» Data shown:
----------------
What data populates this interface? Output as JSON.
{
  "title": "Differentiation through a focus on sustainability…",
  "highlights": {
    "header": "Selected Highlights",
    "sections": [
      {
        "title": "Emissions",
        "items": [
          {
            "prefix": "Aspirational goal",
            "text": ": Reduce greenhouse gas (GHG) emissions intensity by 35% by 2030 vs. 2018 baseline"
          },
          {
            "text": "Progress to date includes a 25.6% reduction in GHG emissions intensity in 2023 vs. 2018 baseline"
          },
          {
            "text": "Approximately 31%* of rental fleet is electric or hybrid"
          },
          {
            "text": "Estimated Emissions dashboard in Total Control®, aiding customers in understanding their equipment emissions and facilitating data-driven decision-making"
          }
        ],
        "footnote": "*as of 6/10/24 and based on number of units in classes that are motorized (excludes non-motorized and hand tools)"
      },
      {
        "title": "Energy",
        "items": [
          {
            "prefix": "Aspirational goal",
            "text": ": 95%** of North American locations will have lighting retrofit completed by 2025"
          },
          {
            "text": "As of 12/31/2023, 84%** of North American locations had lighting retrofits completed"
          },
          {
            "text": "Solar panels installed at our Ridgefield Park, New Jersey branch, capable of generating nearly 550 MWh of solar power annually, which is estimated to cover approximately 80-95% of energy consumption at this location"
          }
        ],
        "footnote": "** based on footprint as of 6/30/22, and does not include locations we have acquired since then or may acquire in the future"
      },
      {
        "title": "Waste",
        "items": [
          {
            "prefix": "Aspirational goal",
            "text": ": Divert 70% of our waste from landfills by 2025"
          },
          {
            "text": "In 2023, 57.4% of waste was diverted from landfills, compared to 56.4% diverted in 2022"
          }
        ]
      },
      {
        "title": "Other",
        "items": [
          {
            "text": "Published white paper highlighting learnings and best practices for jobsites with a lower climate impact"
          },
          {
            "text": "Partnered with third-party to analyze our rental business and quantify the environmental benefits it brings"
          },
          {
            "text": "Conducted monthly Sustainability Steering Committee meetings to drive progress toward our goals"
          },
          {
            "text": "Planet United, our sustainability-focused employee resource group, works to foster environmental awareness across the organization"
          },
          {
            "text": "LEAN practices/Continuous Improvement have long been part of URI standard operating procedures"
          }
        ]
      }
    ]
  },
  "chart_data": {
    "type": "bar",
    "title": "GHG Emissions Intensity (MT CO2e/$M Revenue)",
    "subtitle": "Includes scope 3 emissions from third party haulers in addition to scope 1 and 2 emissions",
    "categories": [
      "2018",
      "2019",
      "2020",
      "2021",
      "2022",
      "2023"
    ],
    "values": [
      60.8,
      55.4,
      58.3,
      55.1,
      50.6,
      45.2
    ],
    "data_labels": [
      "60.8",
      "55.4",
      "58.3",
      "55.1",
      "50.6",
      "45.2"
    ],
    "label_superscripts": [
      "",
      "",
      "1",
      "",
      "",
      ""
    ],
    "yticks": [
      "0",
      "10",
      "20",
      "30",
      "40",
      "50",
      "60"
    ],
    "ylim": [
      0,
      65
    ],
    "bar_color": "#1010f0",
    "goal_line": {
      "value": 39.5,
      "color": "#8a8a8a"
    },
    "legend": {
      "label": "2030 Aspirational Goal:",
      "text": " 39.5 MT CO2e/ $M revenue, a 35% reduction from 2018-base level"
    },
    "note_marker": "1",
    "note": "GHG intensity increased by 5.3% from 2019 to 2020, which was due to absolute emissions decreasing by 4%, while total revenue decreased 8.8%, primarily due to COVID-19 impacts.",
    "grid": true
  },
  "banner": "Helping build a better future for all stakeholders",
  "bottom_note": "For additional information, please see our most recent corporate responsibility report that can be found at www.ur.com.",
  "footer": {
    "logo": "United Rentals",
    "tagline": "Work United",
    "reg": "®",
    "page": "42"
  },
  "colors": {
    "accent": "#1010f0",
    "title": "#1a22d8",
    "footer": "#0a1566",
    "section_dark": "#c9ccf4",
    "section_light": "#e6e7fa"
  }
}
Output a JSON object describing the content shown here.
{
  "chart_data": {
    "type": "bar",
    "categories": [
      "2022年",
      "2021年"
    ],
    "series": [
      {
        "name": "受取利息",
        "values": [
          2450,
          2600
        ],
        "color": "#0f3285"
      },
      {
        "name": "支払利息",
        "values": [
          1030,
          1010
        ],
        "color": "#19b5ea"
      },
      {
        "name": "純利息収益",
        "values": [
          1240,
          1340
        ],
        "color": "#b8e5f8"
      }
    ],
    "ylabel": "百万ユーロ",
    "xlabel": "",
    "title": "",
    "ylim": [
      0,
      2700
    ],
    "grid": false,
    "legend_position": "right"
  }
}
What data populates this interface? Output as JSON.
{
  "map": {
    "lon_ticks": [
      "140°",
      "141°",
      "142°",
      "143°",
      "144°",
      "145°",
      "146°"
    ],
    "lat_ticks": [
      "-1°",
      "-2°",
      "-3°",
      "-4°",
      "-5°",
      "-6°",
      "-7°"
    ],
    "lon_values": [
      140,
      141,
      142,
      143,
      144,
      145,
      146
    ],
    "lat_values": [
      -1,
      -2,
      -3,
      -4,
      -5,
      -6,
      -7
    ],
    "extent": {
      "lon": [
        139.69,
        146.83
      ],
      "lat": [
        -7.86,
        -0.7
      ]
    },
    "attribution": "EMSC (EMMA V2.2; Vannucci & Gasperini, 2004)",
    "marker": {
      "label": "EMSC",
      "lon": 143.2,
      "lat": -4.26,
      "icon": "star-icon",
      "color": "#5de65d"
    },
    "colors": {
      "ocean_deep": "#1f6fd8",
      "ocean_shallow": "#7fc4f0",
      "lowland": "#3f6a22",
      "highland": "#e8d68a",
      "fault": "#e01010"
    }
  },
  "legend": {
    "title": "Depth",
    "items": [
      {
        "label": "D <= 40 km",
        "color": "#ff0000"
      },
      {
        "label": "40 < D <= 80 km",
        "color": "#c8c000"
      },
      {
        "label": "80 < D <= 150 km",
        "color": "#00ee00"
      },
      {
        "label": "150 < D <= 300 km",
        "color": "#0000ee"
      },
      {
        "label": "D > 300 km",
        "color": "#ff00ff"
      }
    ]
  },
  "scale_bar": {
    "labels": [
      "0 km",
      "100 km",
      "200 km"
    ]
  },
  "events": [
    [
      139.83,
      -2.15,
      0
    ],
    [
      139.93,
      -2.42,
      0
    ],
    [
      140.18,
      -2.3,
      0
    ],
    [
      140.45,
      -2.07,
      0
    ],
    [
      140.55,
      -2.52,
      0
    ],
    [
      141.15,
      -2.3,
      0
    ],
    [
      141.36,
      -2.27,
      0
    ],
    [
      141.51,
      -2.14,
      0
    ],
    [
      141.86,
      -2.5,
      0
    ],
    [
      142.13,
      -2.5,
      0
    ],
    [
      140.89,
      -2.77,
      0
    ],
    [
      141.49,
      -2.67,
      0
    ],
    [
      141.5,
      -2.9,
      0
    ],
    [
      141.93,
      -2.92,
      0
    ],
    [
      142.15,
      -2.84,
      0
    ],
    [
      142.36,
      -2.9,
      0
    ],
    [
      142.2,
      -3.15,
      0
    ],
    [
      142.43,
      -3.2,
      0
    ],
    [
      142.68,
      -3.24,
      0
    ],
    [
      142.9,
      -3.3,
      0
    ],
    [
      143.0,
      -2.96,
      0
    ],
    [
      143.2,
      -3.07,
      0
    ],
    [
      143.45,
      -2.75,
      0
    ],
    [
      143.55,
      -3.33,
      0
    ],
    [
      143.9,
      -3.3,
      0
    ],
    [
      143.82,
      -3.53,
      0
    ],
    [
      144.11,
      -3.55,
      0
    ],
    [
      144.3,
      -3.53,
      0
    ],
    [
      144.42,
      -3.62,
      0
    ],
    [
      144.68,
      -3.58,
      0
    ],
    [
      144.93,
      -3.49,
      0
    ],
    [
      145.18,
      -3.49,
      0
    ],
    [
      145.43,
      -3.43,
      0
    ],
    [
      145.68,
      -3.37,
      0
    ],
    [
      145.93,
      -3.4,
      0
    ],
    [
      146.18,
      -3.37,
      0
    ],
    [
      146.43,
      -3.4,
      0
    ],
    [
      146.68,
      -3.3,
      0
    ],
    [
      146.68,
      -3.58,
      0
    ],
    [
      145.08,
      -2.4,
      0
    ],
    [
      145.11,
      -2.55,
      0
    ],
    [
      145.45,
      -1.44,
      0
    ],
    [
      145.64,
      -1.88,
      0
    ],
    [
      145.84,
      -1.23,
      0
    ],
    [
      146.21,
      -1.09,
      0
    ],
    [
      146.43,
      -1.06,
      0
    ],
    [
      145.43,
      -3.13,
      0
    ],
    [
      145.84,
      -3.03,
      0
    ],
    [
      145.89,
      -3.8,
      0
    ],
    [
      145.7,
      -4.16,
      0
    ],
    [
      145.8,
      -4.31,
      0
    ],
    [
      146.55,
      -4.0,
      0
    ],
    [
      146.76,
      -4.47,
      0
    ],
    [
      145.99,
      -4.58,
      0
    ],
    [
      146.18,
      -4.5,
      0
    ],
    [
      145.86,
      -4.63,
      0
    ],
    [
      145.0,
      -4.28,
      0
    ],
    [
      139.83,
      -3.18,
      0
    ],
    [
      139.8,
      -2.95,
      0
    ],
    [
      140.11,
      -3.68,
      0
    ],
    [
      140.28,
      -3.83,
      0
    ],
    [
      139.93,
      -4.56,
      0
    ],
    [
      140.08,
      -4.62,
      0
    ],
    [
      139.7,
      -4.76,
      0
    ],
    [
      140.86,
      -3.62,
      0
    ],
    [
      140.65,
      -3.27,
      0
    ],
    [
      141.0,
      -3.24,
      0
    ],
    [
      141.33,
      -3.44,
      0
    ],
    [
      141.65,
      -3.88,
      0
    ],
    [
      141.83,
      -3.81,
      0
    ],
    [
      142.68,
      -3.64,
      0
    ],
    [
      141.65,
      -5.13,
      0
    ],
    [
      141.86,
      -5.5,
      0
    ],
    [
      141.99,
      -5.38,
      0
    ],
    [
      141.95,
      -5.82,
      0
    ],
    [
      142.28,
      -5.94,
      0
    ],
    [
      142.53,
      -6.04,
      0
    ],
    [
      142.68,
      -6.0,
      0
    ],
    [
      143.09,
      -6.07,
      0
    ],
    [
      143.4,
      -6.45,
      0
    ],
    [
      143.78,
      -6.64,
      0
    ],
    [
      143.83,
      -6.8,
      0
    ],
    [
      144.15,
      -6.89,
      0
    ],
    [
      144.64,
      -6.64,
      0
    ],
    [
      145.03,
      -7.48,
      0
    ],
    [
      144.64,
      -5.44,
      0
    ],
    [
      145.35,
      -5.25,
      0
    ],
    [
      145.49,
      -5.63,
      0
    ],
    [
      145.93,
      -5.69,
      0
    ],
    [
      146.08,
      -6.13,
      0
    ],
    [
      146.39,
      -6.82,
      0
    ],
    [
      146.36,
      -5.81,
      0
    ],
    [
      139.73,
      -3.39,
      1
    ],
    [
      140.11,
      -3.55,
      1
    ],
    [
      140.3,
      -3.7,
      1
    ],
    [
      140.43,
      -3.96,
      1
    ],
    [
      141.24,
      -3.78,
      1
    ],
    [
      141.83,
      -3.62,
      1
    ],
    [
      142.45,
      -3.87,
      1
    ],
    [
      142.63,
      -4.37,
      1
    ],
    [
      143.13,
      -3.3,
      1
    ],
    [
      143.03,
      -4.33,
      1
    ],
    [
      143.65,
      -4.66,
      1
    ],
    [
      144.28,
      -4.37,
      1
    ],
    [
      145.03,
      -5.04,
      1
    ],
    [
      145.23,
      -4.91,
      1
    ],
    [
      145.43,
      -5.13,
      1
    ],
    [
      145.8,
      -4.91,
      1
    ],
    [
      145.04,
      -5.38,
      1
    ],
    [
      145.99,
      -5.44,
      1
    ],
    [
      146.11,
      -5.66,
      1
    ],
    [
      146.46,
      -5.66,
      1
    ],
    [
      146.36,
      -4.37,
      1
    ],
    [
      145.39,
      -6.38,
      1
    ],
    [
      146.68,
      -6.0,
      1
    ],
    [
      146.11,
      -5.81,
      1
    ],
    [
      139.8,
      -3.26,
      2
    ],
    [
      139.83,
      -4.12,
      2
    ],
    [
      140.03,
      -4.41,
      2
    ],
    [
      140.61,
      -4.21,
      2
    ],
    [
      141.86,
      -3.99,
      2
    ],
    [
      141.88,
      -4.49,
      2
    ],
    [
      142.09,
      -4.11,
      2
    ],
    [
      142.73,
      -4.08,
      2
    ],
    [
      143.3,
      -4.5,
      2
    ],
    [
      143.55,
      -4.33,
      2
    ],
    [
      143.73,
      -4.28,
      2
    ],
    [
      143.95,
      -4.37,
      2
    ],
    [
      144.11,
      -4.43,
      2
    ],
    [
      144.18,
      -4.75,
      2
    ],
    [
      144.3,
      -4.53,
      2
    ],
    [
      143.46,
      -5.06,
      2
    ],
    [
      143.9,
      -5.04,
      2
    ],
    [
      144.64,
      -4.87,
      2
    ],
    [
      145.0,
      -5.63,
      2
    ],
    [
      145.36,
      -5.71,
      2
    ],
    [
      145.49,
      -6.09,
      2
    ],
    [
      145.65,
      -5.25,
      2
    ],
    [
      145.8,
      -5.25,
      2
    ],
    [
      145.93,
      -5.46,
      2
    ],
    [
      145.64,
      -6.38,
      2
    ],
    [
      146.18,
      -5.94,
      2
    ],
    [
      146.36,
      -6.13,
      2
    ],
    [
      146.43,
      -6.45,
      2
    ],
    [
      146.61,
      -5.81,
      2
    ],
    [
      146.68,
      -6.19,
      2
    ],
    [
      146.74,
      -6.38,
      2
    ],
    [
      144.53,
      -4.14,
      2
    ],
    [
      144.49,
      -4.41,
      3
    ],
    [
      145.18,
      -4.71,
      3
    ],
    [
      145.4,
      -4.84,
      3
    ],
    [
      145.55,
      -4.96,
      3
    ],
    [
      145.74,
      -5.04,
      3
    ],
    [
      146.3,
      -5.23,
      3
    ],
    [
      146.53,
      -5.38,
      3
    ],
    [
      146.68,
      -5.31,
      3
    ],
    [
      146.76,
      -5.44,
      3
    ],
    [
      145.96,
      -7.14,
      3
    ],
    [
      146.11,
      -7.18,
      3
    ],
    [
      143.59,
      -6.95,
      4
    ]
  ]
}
----------------
» Instructions to follow: Copy each line that holds the word "baseline".

» Right answer:
            "text": ": Reduce greenhouse gas (GHG) emissions intensity by 35% by 2030 vs. 2018 baseline"
            "text": "Progress to date includes a 25.6% reduction in GHG emissions intensity in 2023 vs. 2018 baseline"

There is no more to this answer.